## Begin Records to process

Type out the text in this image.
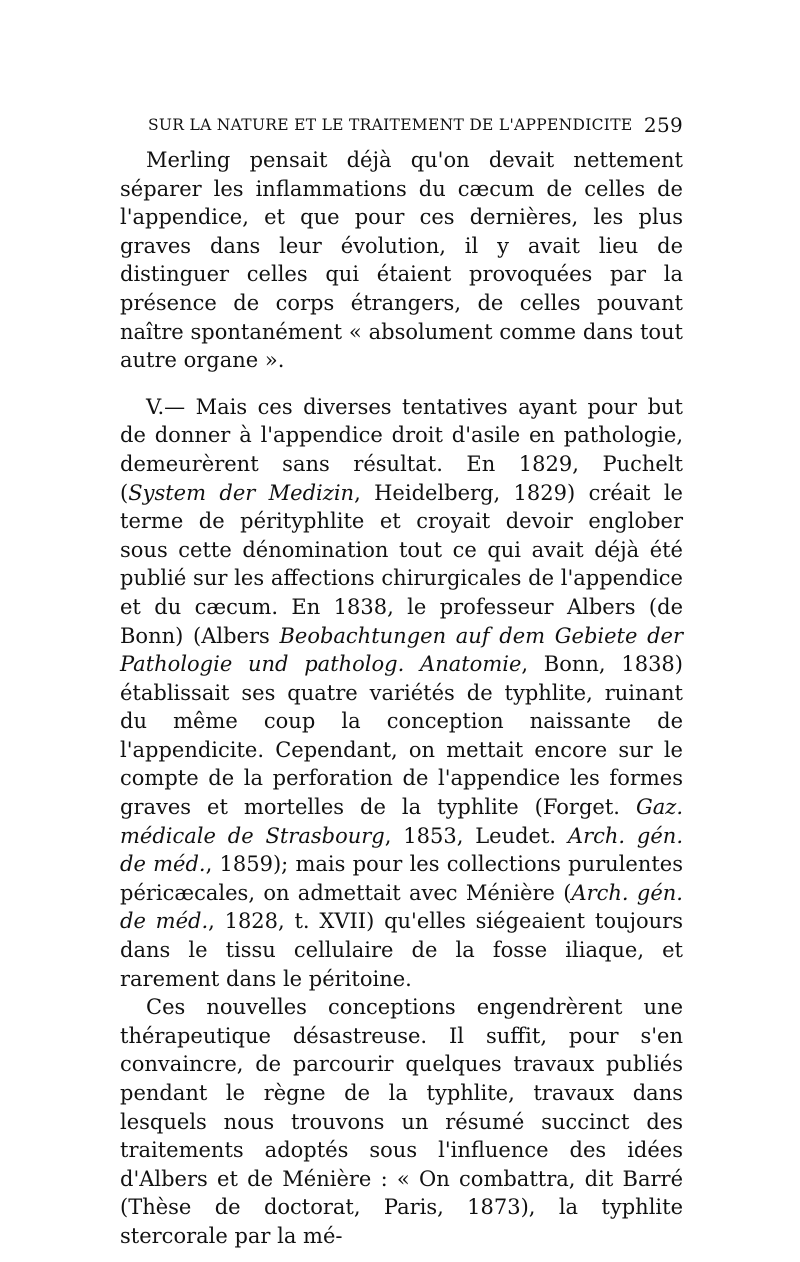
SUR LA NATURE ET LE TRAITEMENT DE L'APPENDICITE 259

Merling pensait déjà qu'on devait nettement séparer les inflammations du cæcum de celles de l'appendice, et que pour ces dernières, les plus graves dans leur évolution, il y avait lieu de distinguer celles qui étaient provoquées par la présence de corps étrangers, de celles pouvant naître spontanément « absolument comme dans tout autre organe ».

V.— Mais ces diverses tentatives ayant pour but de donner à l'appendice droit d'asile en pathologie, demeurèrent sans résultat. En 1829, Puchelt (System der Medizin, Heidelberg, 1829) créait le terme de pérityphlite et croyait devoir englober sous cette dénomination tout ce qui avait déjà été publié sur les affections chirurgicales de l'appendice et du cæcum. En 1838, le professeur Albers (de Bonn) (Albers Beobachtungen auf dem Gebiete der Pathologie und patholog. Anatomie, Bonn, 1838) établissait ses quatre variétés de typhlite, ruinant du même coup la conception naissante de l'appendicite. Cependant, on mettait encore sur le compte de la perforation de l'appendice les formes graves et mortelles de la typhlite (Forget. Gaz. médicale de Strasbourg, 1853, Leudet. Arch. gén. de méd., 1859); mais pour les collections purulentes péricæcales, on admettait avec Ménière (Arch. gén. de méd., 1828, t. XVII) qu'elles siégeaient toujours dans le tissu cellulaire de la fosse iliaque, et rarement dans le péritoine.

Ces nouvelles conceptions engendrèrent une thérapeutique désastreuse. Il suffit, pour s'en convaincre, de parcourir quelques travaux publiés pendant le règne de la typhlite, travaux dans lesquels nous trouvons un résumé succinct des traitements adoptés sous l'influence des idées d'Albers et de Ménière : « On combattra, dit Barré (Thèse de doctorat, Paris, 1873), la typhlite stercorale par la mé-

## End Records to process

* **What is being asked**: Transcribe every record above exactly, leaving out the pictures.

* **Full answer**:
Type out the text in this image.
SUR LA NATURE ET LE TRAITEMENT DE L'APPENDICITE 259

Merling pensait déjà qu'on devait nettement séparer les inflammations du cæcum de celles de l'appendice, et que pour ces dernières, les plus graves dans leur évolution, il y avait lieu de distinguer celles qui étaient provoquées par la présence de corps étrangers, de celles pouvant naître spontanément « absolument comme dans tout autre organe ».

V.— Mais ces diverses tentatives ayant pour but de donner à l'appendice droit d'asile en pathologie, demeurèrent sans résultat. En 1829, Puchelt (System der Medizin, Heidelberg, 1829) créait le terme de pérityphlite et croyait devoir englober sous cette dénomination tout ce qui avait déjà été publié sur les affections chirurgicales de l'appendice et du cæcum. En 1838, le professeur Albers (de Bonn) (Albers Beobachtungen auf dem Gebiete der Pathologie und patholog. Anatomie, Bonn, 1838) établissait ses quatre variétés de typhlite, ruinant du même coup la conception naissante de l'appendicite. Cependant, on mettait encore sur le compte de la perforation de l'appendice les formes graves et mortelles de la typhlite (Forget. Gaz. médicale de Strasbourg, 1853, Leudet. Arch. gén. de méd., 1859); mais pour les collections purulentes péricæcales, on admettait avec Ménière (Arch. gén. de méd., 1828, t. XVII) qu'elles siégeaient toujours dans le tissu cellulaire de la fosse iliaque, et rarement dans le péritoine.

Ces nouvelles conceptions engendrèrent une thérapeutique désastreuse. Il suffit, pour s'en convaincre, de parcourir quelques travaux publiés pendant le règne de la typhlite, travaux dans lesquels nous trouvons un résumé succinct des traitements adoptés sous l'influence des idées d'Albers et de Ménière : « On combattra, dit Barré (Thèse de doctorat, Paris, 1873), la typhlite stercorale par la mé-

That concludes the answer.